(Your instructions)
Locate every line in the records below that contains the word "this", and copy each one.
START
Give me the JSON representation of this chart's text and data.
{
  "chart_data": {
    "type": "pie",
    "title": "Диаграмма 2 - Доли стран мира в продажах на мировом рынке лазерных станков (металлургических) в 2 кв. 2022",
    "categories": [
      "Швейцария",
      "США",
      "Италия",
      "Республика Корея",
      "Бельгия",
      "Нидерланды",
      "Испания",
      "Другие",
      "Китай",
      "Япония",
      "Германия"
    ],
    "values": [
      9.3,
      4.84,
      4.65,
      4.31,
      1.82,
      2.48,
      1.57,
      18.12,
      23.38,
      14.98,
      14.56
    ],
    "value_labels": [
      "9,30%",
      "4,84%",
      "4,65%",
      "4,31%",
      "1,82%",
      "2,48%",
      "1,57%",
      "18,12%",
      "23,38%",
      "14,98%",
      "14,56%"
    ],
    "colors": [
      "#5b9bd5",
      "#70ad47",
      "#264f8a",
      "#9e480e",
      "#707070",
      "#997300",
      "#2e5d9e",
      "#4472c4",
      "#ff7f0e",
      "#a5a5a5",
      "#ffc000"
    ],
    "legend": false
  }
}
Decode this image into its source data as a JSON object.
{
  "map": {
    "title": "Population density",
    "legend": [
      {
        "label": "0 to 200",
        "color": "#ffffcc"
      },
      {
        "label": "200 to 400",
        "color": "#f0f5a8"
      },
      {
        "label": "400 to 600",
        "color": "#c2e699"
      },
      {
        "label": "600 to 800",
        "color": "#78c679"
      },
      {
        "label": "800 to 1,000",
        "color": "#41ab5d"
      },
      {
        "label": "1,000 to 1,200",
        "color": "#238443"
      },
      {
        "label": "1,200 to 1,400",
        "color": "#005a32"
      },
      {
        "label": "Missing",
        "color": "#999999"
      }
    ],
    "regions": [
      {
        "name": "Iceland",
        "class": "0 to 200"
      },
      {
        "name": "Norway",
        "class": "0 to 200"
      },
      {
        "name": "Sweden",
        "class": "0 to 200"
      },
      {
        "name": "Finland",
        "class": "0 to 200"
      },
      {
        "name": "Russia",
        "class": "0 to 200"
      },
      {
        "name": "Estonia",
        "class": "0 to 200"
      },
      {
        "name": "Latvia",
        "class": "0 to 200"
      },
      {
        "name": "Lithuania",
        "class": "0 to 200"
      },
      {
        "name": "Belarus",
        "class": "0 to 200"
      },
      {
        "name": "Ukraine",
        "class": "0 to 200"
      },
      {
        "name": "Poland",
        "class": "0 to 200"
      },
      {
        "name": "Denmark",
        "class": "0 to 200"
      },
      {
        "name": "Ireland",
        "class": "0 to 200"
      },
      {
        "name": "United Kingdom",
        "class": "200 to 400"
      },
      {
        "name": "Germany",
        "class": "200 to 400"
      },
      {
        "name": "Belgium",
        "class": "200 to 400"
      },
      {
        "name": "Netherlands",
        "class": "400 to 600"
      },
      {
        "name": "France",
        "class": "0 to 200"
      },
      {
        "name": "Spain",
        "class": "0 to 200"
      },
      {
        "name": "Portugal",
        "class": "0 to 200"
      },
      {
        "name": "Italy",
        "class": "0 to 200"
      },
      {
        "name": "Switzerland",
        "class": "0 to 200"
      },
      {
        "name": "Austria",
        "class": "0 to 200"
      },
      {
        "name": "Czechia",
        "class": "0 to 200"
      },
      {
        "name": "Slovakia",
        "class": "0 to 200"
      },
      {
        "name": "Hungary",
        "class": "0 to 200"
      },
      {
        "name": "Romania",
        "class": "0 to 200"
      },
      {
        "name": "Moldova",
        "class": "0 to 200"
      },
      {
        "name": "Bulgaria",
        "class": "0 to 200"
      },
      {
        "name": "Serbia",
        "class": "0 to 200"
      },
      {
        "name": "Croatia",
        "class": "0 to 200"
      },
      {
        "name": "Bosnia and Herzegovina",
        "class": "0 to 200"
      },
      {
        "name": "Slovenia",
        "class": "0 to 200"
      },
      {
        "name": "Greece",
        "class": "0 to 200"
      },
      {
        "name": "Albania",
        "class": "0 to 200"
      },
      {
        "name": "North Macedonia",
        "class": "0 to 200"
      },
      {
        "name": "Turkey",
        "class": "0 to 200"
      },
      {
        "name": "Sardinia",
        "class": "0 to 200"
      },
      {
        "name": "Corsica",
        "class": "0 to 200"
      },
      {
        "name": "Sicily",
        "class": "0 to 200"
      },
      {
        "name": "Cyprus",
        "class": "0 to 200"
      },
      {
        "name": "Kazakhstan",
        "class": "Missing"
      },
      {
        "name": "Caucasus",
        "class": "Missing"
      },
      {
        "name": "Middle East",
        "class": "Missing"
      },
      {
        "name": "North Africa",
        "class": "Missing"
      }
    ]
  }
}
END
(Task response)
Give me the JSON representation of this chart's text and data.
Decode this image into its source data as a JSON object.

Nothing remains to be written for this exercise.